**GOAL:** Repeat, exactly and completely, the material that follows. Omit the pictures.

Source data:

■ ■ ■ ■ ■

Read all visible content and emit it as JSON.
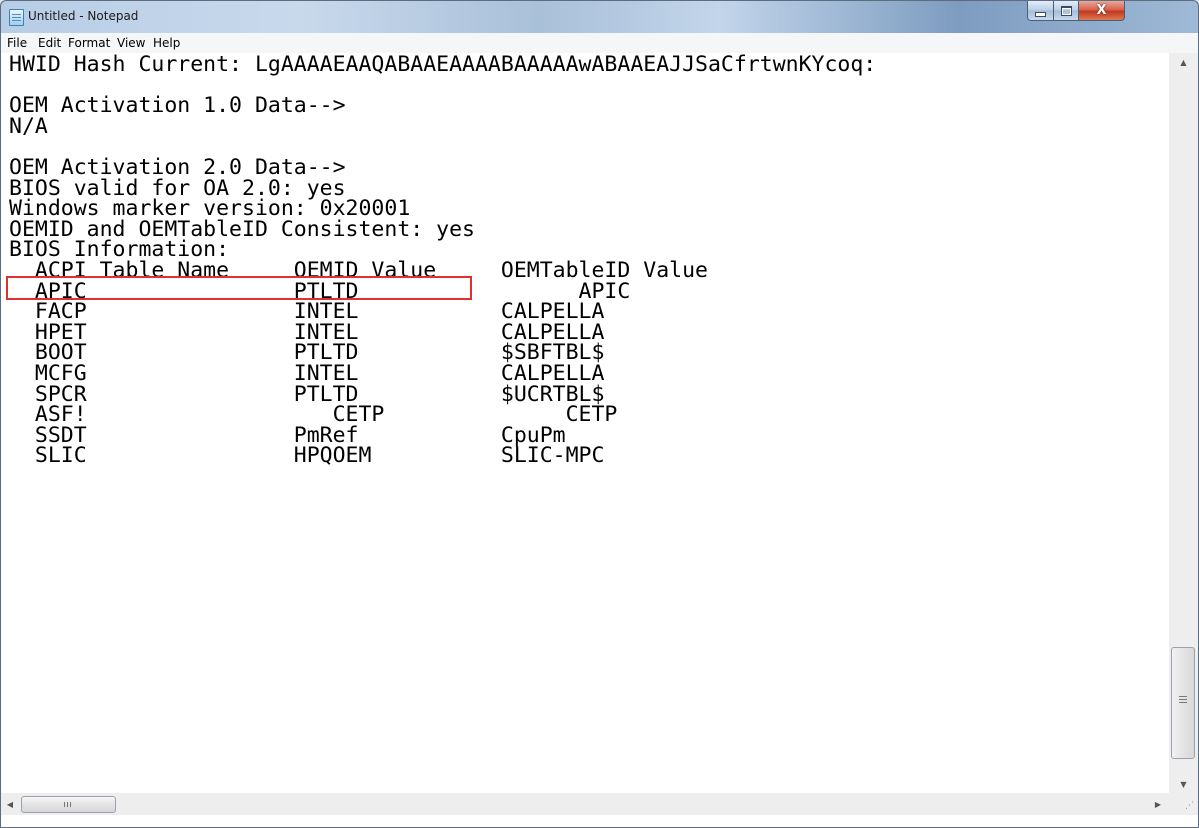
{
  "window": {
    "title": "Untitled - Notepad",
    "close_glyph": "X",
    "icon": "notepad-icon"
  },
  "menu": {
    "items": [
      "File",
      "Edit",
      "Format",
      "View",
      "Help"
    ]
  },
  "document": {
    "lines": [
      "HWID Hash Current: LgAAAAEAAQABAAEAAAABAAAAAwABAAEAJJSaCfrtwnKYcoq:",
      "",
      "OEM Activation 1.0 Data-->",
      "N/A",
      "",
      "OEM Activation 2.0 Data-->",
      "BIOS valid for OA 2.0: yes",
      "Windows marker version: 0x20001",
      "OEMID and OEMTableID Consistent: yes",
      "BIOS Information:",
      "  ACPI Table Name     OEMID Value     OEMTableID Value",
      "  APIC                PTLTD                 APIC",
      "  FACP                INTEL           CALPELLA",
      "  HPET                INTEL           CALPELLA",
      "  BOOT                PTLTD           $SBFTBL$",
      "  MCFG                INTEL           CALPELLA",
      "  SPCR                PTLTD           $UCRTBL$",
      "  ASF!                   CETP              CETP",
      "  SSDT                PmRef           CpuPm",
      "  SLIC                HPQOEM          SLIC-MPC"
    ],
    "highlighted_line": "BIOS valid for OA 2.0: yes",
    "highlight_color": "#e03030"
  },
  "scrollbars": {
    "vertical_position": 0.85,
    "horizontal_position": 0.0,
    "hthumb_grip": "III",
    "vthumb_grip": "≡"
  }
}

■ ■ ■ ■ ■

**THE REPLY:**
Read all visible content and emit it as JSON.
{
  "window": {
    "title": "Untitled - Notepad",
    "close_glyph": "X",
    "icon": "notepad-icon"
  },
  "menu": {
    "items": [
      "File",
      "Edit",
      "Format",
      "View",
      "Help"
    ]
  },
  "document": {
    "lines": [
      "HWID Hash Current: LgAAAAEAAQABAAEAAAABAAAAAwABAAEAJJSaCfrtwnKYcoq:",
      "",
      "OEM Activation 1.0 Data-->",
      "N/A",
      "",
      "OEM Activation 2.0 Data-->",
      "BIOS valid for OA 2.0: yes",
      "Windows marker version: 0x20001",
      "OEMID and OEMTableID Consistent: yes",
      "BIOS Information:",
      "  ACPI Table Name     OEMID Value     OEMTableID Value",
      "  APIC                PTLTD                 APIC",
      "  FACP                INTEL           CALPELLA",
      "  HPET                INTEL           CALPELLA",
      "  BOOT                PTLTD           $SBFTBL$",
      "  MCFG                INTEL           CALPELLA",
      "  SPCR                PTLTD           $UCRTBL$",
      "  ASF!                   CETP              CETP",
      "  SSDT                PmRef           CpuPm",
      "  SLIC                HPQOEM          SLIC-MPC"
    ],
    "highlighted_line": "BIOS valid for OA 2.0: yes",
    "highlight_color": "#e03030"
  },
  "scrollbars": {
    "vertical_position": 0.85,
    "horizontal_position": 0.0,
    "hthumb_grip": "III",
    "vthumb_grip": "≡"
  }
}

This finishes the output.